**SET PROBLEM**
In the listing that follows, how many lines contain the string "Carlos"? Provide only the number.

**THE INPUT**
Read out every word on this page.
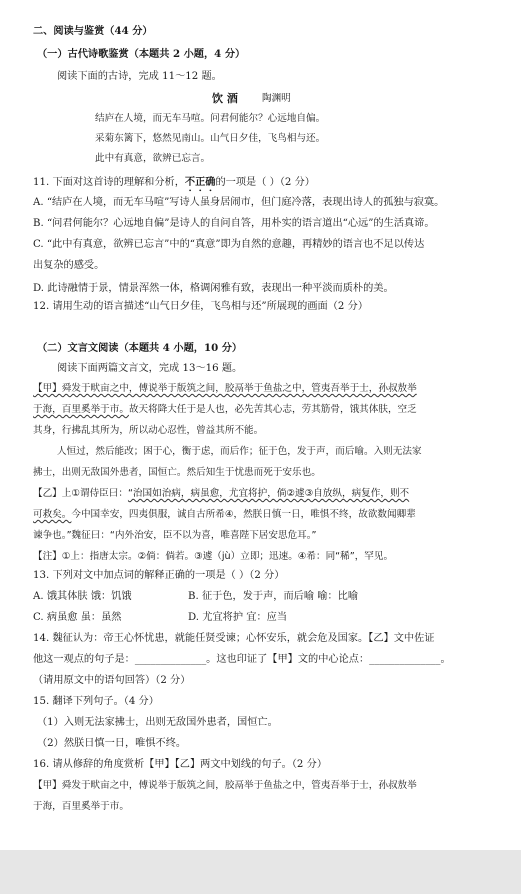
二、阅读与鉴赏（44 分）
（一）古代诗歌鉴赏（本题共 2 小题，4 分）
阅读下面的古诗，完成 11～12 题。
饮 酒	陶渊明
结庐在人境，而无车马喧。问君何能尔？心远地自偏。
采菊东篱下，悠然见南山。山气日夕佳，飞鸟相与还。
此中有真意，欲辨已忘言。
11. 下面对这首诗的理解和分析，不正确的一项是（ ）（2 分）
A. “结庐在人境，而无车马喧”写诗人虽身居闹市，但门庭冷落，表现出诗人的孤独与寂寞。
B. “问君何能尔？心远地自偏”是诗人的自问自答，用朴实的语言道出“心远”的生活真谛。
C. “此中有真意，欲辨已忘言”中的“真意”即为自然的意趣，再精妙的语言也不足以传达
出复杂的感受。
D. 此诗融情于景，情景浑然一体，格调闲雅有致，表现出一种平淡而质朴的美。
12. 请用生动的语言描述“山气日夕佳，飞鸟相与还”所展现的画面（2 分）
（二）文言文阅读（本题共 4 小题，10 分）
阅读下面两篇文言文，完成 13～16 题。
【甲】舜发于畎亩之中，傅说举于版筑之间，胶鬲举于鱼盐之中，管夷吾举于士，孙叔敖举
于海，百里奚举于市。故天将降大任于是人也，必先苦其心志，劳其筋骨，饿其体肤，空乏
其身，行拂乱其所为，所以动心忍性，曾益其所不能。
人恒过，然后能改；困于心，衡于虑，而后作；征于色，发于声，而后喻。入则无法家
拂士，出则无敌国外患者，国恒亡。然后知生于忧患而死于安乐也。
【乙】上①谓侍臣曰：“治国如治病，病虽愈，尤宜将护，倘②遽③自放纵，病复作，则不
可救矣。今中国幸安，四夷俱服，诚自古所希④，然朕日慎一日，唯惧不终，故欲数闻卿辈
谏争也。”魏征曰：“内外治安，臣不以为喜，唯喜陛下居安思危耳。”
【注】①上：指唐太宗。②倘：倘若。③遽（jù）立即；迅速。④希：同“稀”，罕见。
13. 下列对文中加点词的解释正确的一项是（ ）（2 分）
A. 饿其体肤 饿：饥饿	B. 征于色，发于声，而后喻 喻：比喻
C. 病虽愈 虽：虽然	D. 尤宜将护 宜：应当
14. 魏征认为：帝王心怀忧患，就能任贤受谏；心怀安乐，就会危及国家。【乙】文中佐证
他这一观点的句子是：______________。这也印证了【甲】文的中心论点：______________。
（请用原文中的语句回答）（2 分）
15. 翻译下列句子。（4 分）
（1）入则无法家拂士，出则无敌国外患者，国恒亡。
（2）然朕日慎一日，唯惧不终。
16. 请从修辞的角度赏析【甲】【乙】两文中划线的句子。（2 分）
【甲】舜发于畎亩之中，傅说举于版筑之间，胶鬲举于鱼盐之中，管夷吾举于士，孙叔敖举
于海，百里奚举于市。
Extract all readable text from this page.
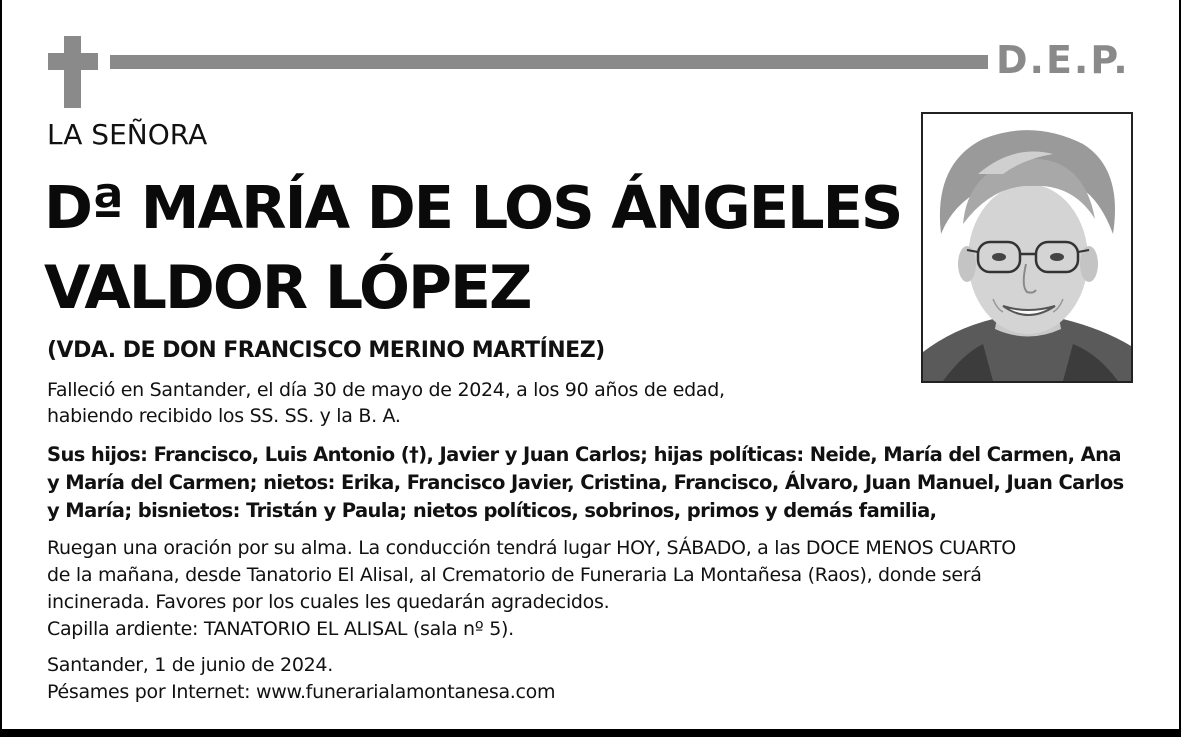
D.E.P.
LA SEÑORA
Dª MARÍA DE LOS ÁNGELES
VALDOR LÓPEZ
(VDA. DE DON FRANCISCO MERINO MARTÍNEZ)
Falleció en Santander, el día 30 de mayo de 2024, a los 90 años de edad,
habiendo recibido los SS. SS. y la B. A.
Sus hijos: Francisco, Luis Antonio (†), Javier y Juan Carlos; hijas políticas: Neide, María del Carmen, Ana
y María del Carmen; nietos: Erika, Francisco Javier, Cristina, Francisco, Álvaro, Juan Manuel, Juan Carlos
y María; bisnietos: Tristán y Paula; nietos políticos, sobrinos, primos y demás familia,
Ruegan una oración por su alma. La conducción tendrá lugar HOY, SÁBADO, a las DOCE MENOS CUARTO
de la mañana, desde Tanatorio El Alisal, al Crematorio de Funeraria La Montañesa (Raos), donde será
incinerada. Favores por los cuales les quedarán agradecidos.
Capilla ardiente: TANATORIO EL ALISAL (sala nº 5).
Santander, 1 de junio de 2024.
Pésames por Internet: www.funerarialamontanesa.com
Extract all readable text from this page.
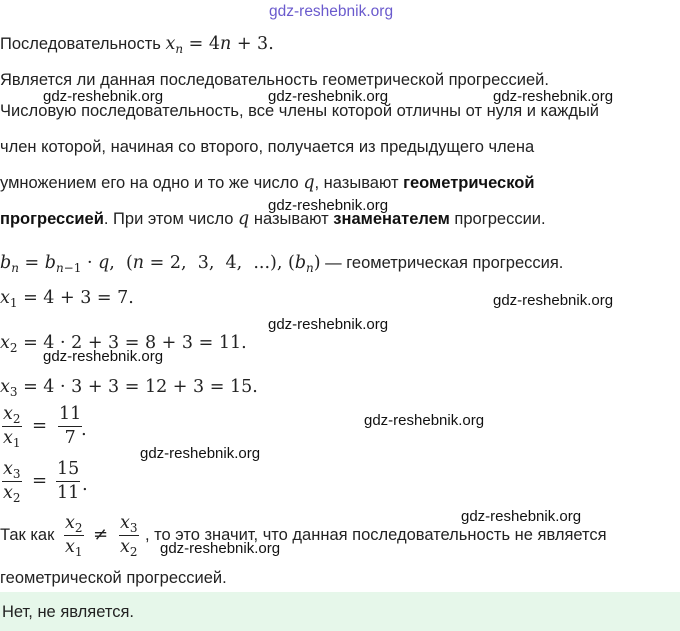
gdz-reshebnik.org
gdz-reshebnik.org	gdz-reshebnik.org	gdz-reshebnik.org
gdz-reshebnik.org
gdz-reshebnik.org
gdz-reshebnik.org
gdz-reshebnik.org
gdz-reshebnik.org
gdz-reshebnik.org
gdz-reshebnik.org
gdz-reshebnik.org
Последовательность $x_n = 4n + 3$.
Является ли данная последовательность геометрической прогрессией.
Числовую последовательность, все члены которой отличны от нуля и каждый
член которой, начиная со второго, получается из предыдущего члена
умножением его на одно и то же число q, называют геометрической
прогрессией. При этом число q называют знаменателем прогрессии.
$b_n = b_{n-1} \cdot q$,  (n = 2,  3,  4,  ...), $(b_n)$ — геометрическая прогрессия.
$x_1 = 4 + 3 = 7$.
$x_2 = 4 \cdot 2 + 3 = 8 + 3 = 11$.
$x_3 = 4 \cdot 3 + 3 = 12 + 3 = 15$.
$x_2$
$x_1$
=
11
7 .
$x_3$
$x_2$
=
15
11 .
Так как
$x_2$
$x_1$
≠
$x_3$
$x_2$
, то это значит, что данная последовательность не является
геометрической прогрессией.
Нет, не является.
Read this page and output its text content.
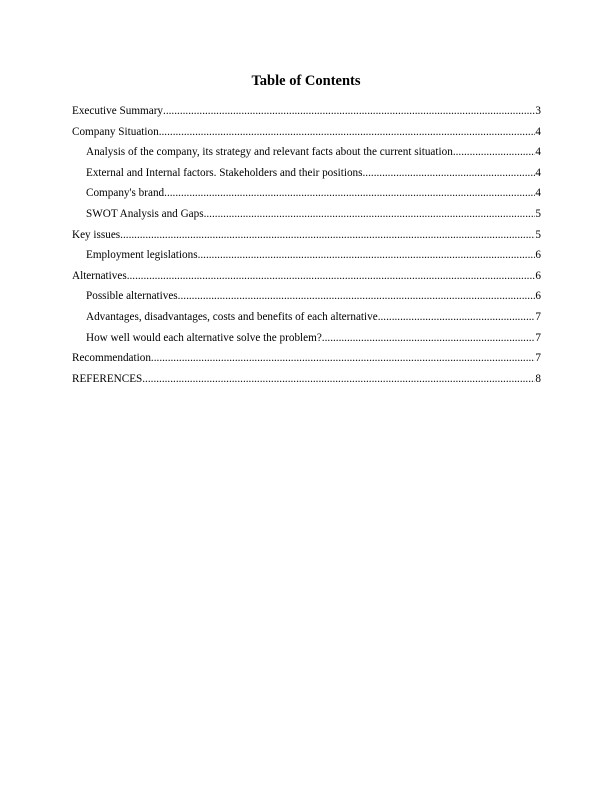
Table of Contents
Executive Summary .....	3
Company Situation .....	4
Analysis of the company, its strategy and relevant facts about the current situation .....	4
External and Internal factors. Stakeholders and their positions .....	4
Company's brand .....	4
SWOT Analysis and Gaps .....	5
Key issues .....	5
Employment legislations .....	6
Alternatives .....	6
Possible alternatives .....	6
Advantages, disadvantages, costs and benefits of each alternative .....	7
How well would each alternative solve the problem? .....	7
Recommendation .....	7
REFERENCES .....	8
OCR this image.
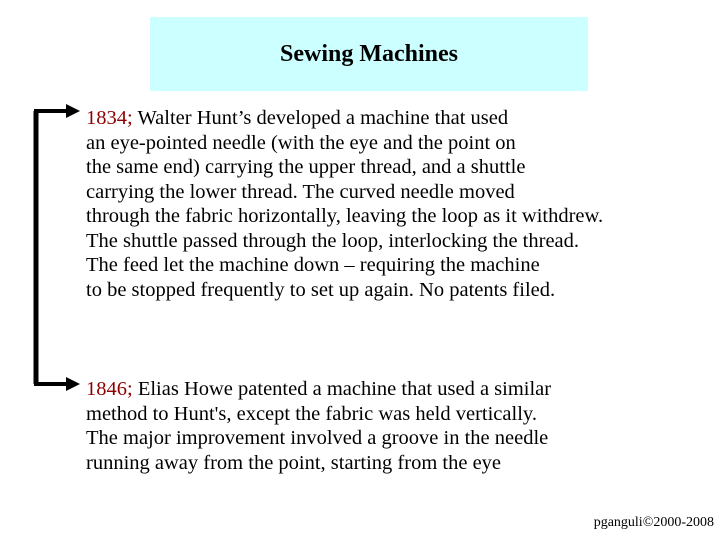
Sewing Machines

1834; Walter Hunt’s developed a machine that used

an eye-pointed needle (with the eye and the point on

the same end) carrying the upper thread, and a shuttle

carrying the lower thread. The curved needle moved

through the fabric horizontally, leaving the loop as it withdrew.

The shuttle passed through the loop, interlocking the thread.

The feed let the machine down – requiring the machine

to be stopped frequently to set up again. No patents filed.

1846; Elias Howe patented a machine that used a similar

method to Hunt's, except the fabric was held vertically.

The major improvement involved a groove in the needle

running away from the point, starting from the eye

pganguli©2000-2008
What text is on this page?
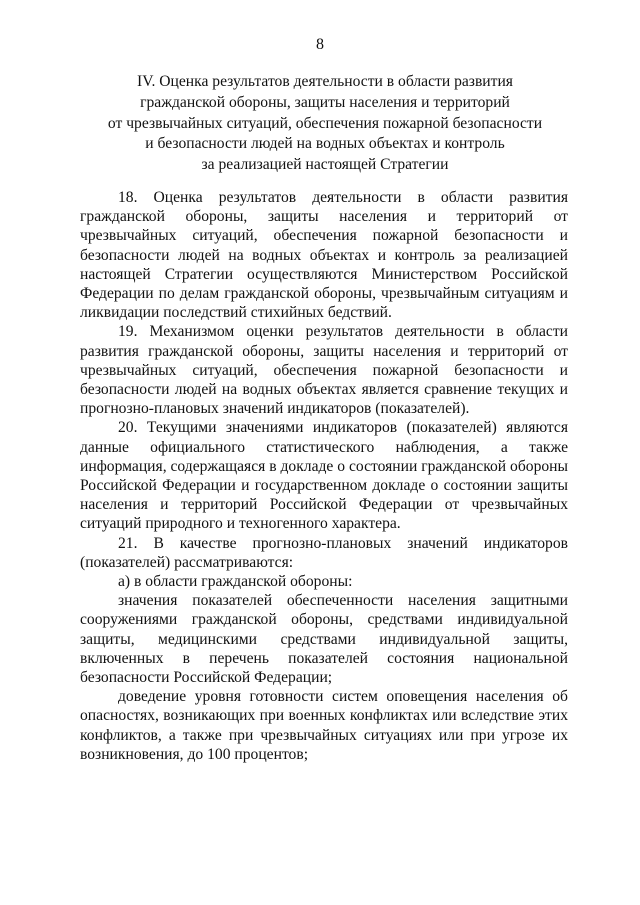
8
IV. Оценка результатов деятельности в области развития
гражданской обороны, защиты населения и территорий
от чрезвычайных ситуаций, обеспечения пожарной безопасности
и безопасности людей на водных объектах и контроль
за реализацией настоящей Стратегии

18. Оценка результатов деятельности в области развития гражданской обороны, защиты населения и территорий от чрезвычайных ситуаций, обеспечения пожарной безопасности и безопасности людей на водных объектах и контроль за реализацией настоящей Стратегии осуществляются Министерством Российской Федерации по делам гражданской обороны, чрезвычайным ситуациям и ликвидации последствий стихийных бедствий.

19. Механизмом оценки результатов деятельности в области развития гражданской обороны, защиты населения и территорий от чрезвычайных ситуаций, обеспечения пожарной безопасности и безопасности людей на водных объектах является сравнение текущих и прогнозно-плановых значений индикаторов (показателей).

20. Текущими значениями индикаторов (показателей) являются данные официального статистического наблюдения, а также информация, содержащаяся в докладе о состоянии гражданской обороны Российской Федерации и государственном докладе о состоянии защиты населения и территорий Российской Федерации от чрезвычайных ситуаций природного и техногенного характера.

21. В качестве прогнозно-плановых значений индикаторов (показателей) рассматриваются:

а) в области гражданской обороны:

значения показателей обеспеченности населения защитными сооружениями гражданской обороны, средствами индивидуальной защиты, медицинскими средствами индивидуальной защиты, включенных в перечень показателей состояния национальной безопасности Российской Федерации;

доведение уровня готовности систем оповещения населения об опасностях, возникающих при военных конфликтах или вследствие этих конфликтов, а также при чрезвычайных ситуациях или при угрозе их возникновения, до 100 процентов;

**TASK RESULT**
2